## Exercise goal:
All lines in the data bearing the string "Relative" should be identified and copied.

## Given records:
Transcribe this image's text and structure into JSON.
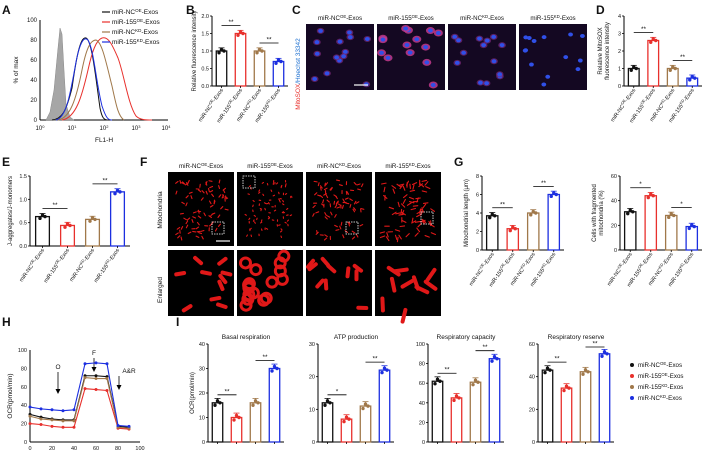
{
  "colors": {
    "nc_oe": "#111111",
    "m155_oe": "#e8302c",
    "nc_kd": "#a0784a",
    "m155_kd": "#1c2fe0",
    "hist_gray": "#a6a6a6"
  },
  "panels": {
    "A": {
      "letter": "A",
      "legend": [
        "miR-NC",
        "miR-155",
        "miR-NC",
        "miR-155"
      ],
      "legend_sup": [
        "OE",
        "OE",
        "KD",
        "KD"
      ],
      "legend_suffix": "-Exos",
      "ylabel": "% of max",
      "xlabel": "FL1-H",
      "yticks": [
        "0",
        "20",
        "40",
        "60",
        "80",
        "100"
      ],
      "xticks": [
        "10",
        "10",
        "10",
        "10",
        "10"
      ],
      "xtick_exps": [
        "0",
        "1",
        "2",
        "3",
        "4"
      ]
    },
    "B": {
      "letter": "B",
      "ylabel": "Relative fluorescence intensity",
      "yticks": [
        "0.0",
        "0.5",
        "1.0",
        "1.5",
        "2.0"
      ],
      "sig": [
        "**",
        "**"
      ]
    },
    "C": {
      "letter": "C",
      "side_label_a": "MitoSOX",
      "side_label_b": "Hoechst 33342",
      "images": [
        {
          "t": "miR-NC",
          "s": "OE",
          "u": "-Exos"
        },
        {
          "t": "miR-155",
          "s": "OE",
          "u": "-Exos"
        },
        {
          "t": "miR-NC",
          "s": "KD",
          "u": "-Exos"
        },
        {
          "t": "miR-155",
          "s": "KD",
          "u": "-Exos"
        }
      ]
    },
    "D": {
      "letter": "D",
      "ylabel": [
        "Relative MitoSOX",
        "fluorescence intensity"
      ],
      "yticks": [
        "0",
        "1",
        "2",
        "3",
        "4"
      ],
      "sig": [
        "**",
        "**"
      ]
    },
    "E": {
      "letter": "E",
      "ylabel": "J-aggregates/J-monomers",
      "yticks": [
        "0.0",
        "0.5",
        "1.0",
        "1.5"
      ],
      "sig": [
        "**",
        "**"
      ]
    },
    "F": {
      "letter": "F",
      "row_labels": [
        "Mitochondria",
        "Enlarged"
      ],
      "images": [
        {
          "t": "miR-NC",
          "s": "OE",
          "u": "-Exos"
        },
        {
          "t": "miR-155",
          "s": "OE",
          "u": "-Exos"
        },
        {
          "t": "miR-NC",
          "s": "KD",
          "u": "-Exos"
        },
        {
          "t": "miR-155",
          "s": "KD",
          "u": "-Exos"
        }
      ]
    },
    "G": {
      "letter": "G",
      "left_ylabel": "Mitochondrial length (μm)",
      "left_yticks": [
        "0",
        "2",
        "4",
        "6",
        "8"
      ],
      "left_sig": [
        "**",
        "**"
      ],
      "right_ylabel": [
        "Cells with fragmented",
        "mitochondria (%)"
      ],
      "right_yticks": [
        "0",
        "20",
        "40",
        "60"
      ],
      "right_sig": [
        "*",
        "*"
      ]
    },
    "H": {
      "letter": "H",
      "ylabel": "OCR(pmol/min)",
      "yticks": [
        "0",
        "20",
        "40",
        "60",
        "80",
        "100"
      ],
      "xticks": [
        "0",
        "20",
        "40",
        "60",
        "80",
        "100"
      ],
      "arrows": [
        "O",
        "F",
        "A&R"
      ]
    },
    "I": {
      "letter": "I",
      "ylabel": "OCR(pmol/min)",
      "titles": [
        "Basal respiration",
        "ATP production",
        "Respiratory capacity",
        "Respiratory reserve"
      ],
      "yticks": [
        [
          "0",
          "10",
          "20",
          "30",
          "40"
        ],
        [
          "0",
          "10",
          "20",
          "30"
        ],
        [
          "0",
          "20",
          "40",
          "60",
          "80",
          "100"
        ],
        [
          "0",
          "20",
          "40",
          "60"
        ]
      ],
      "sig": [
        [
          "**",
          "**"
        ],
        [
          "*",
          "**"
        ],
        [
          "**",
          "**"
        ],
        [
          "**",
          "**"
        ]
      ],
      "legend": [
        {
          "t": "miR-NC",
          "s": "OE",
          "u": "-Exos"
        },
        {
          "t": "miR-155",
          "s": "OE",
          "u": "-Exos"
        },
        {
          "t": "miR-155",
          "s": "KD",
          "u": "-Exos"
        },
        {
          "t": "miR-NC",
          "s": "KD",
          "u": "-Exos"
        }
      ]
    }
  },
  "x_group_labels": [
    {
      "t": "miR-NC",
      "s": "OE",
      "u": "-Exos"
    },
    {
      "t": "miR-155",
      "s": "OE",
      "u": "-Exos"
    },
    {
      "t": "miR-NC",
      "s": "KD",
      "u": "-Exos"
    },
    {
      "t": "miR-155",
      "s": "KD",
      "u": "-Exos"
    }
  ],
  "chart_data": [
    {
      "panel": "B",
      "type": "bar",
      "categories": [
        "miR-NC OE-Exos",
        "miR-155 OE-Exos",
        "miR-NC KD-Exos",
        "miR-155 KD-Exos"
      ],
      "values": [
        1.0,
        1.5,
        1.0,
        0.7
      ],
      "ylim": [
        0,
        2.0
      ]
    },
    {
      "panel": "D",
      "type": "bar",
      "categories": [
        "miR-NC OE-Exos",
        "miR-155 OE-Exos",
        "miR-NC KD-Exos",
        "miR-155 KD-Exos"
      ],
      "values": [
        1.0,
        2.6,
        1.0,
        0.45
      ],
      "ylim": [
        0,
        4
      ]
    },
    {
      "panel": "E",
      "type": "bar",
      "categories": [
        "miR-NC OE-Exos",
        "miR-155 OE-Exos",
        "miR-NC KD-Exos",
        "miR-155 KD-Exos"
      ],
      "values": [
        0.63,
        0.44,
        0.57,
        1.16
      ],
      "ylim": [
        0,
        1.5
      ]
    },
    {
      "panel": "G-left",
      "type": "bar",
      "categories": [
        "miR-NC OE-Exos",
        "miR-155 OE-Exos",
        "miR-NC KD-Exos",
        "miR-155 KD-Exos"
      ],
      "values": [
        3.7,
        2.3,
        4.0,
        6.0
      ],
      "ylim": [
        0,
        8
      ]
    },
    {
      "panel": "G-right",
      "type": "bar",
      "categories": [
        "miR-NC OE-Exos",
        "miR-155 OE-Exos",
        "miR-NC KD-Exos",
        "miR-155 KD-Exos"
      ],
      "values": [
        31,
        44,
        28,
        19
      ],
      "ylim": [
        0,
        60
      ]
    },
    {
      "panel": "H",
      "type": "line",
      "xlim": [
        0,
        100
      ],
      "ylim": [
        0,
        100
      ],
      "x": [
        0,
        10,
        20,
        30,
        40,
        50,
        60,
        70,
        80,
        90
      ],
      "series": [
        {
          "values": [
            30,
            27,
            25,
            24,
            24,
            72,
            72,
            71,
            17,
            16
          ]
        },
        {
          "values": [
            20,
            19,
            17,
            16,
            16,
            58,
            57,
            56,
            15,
            14
          ]
        },
        {
          "values": [
            28,
            25,
            24,
            23,
            23,
            70,
            69,
            69,
            16,
            15
          ]
        },
        {
          "values": [
            38,
            36,
            35,
            34,
            35,
            85,
            86,
            85,
            18,
            17
          ]
        }
      ]
    },
    {
      "panel": "I-1",
      "type": "bar",
      "title": "Basal respiration",
      "values": [
        16,
        10,
        16,
        30
      ],
      "ylim": [
        0,
        40
      ]
    },
    {
      "panel": "I-2",
      "type": "bar",
      "title": "ATP production",
      "values": [
        12,
        7,
        11,
        22
      ],
      "ylim": [
        0,
        30
      ]
    },
    {
      "panel": "I-3",
      "type": "bar",
      "title": "Respiratory capacity",
      "values": [
        62,
        45,
        61,
        85
      ],
      "ylim": [
        0,
        100
      ]
    },
    {
      "panel": "I-4",
      "type": "bar",
      "title": "Respiratory reserve",
      "values": [
        44,
        33,
        43,
        54
      ],
      "ylim": [
        0,
        60
      ]
    }
  ]
}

## Full solution:
      "ylabel": "Relative fluorescence intensity",
        "Relative MitoSOX",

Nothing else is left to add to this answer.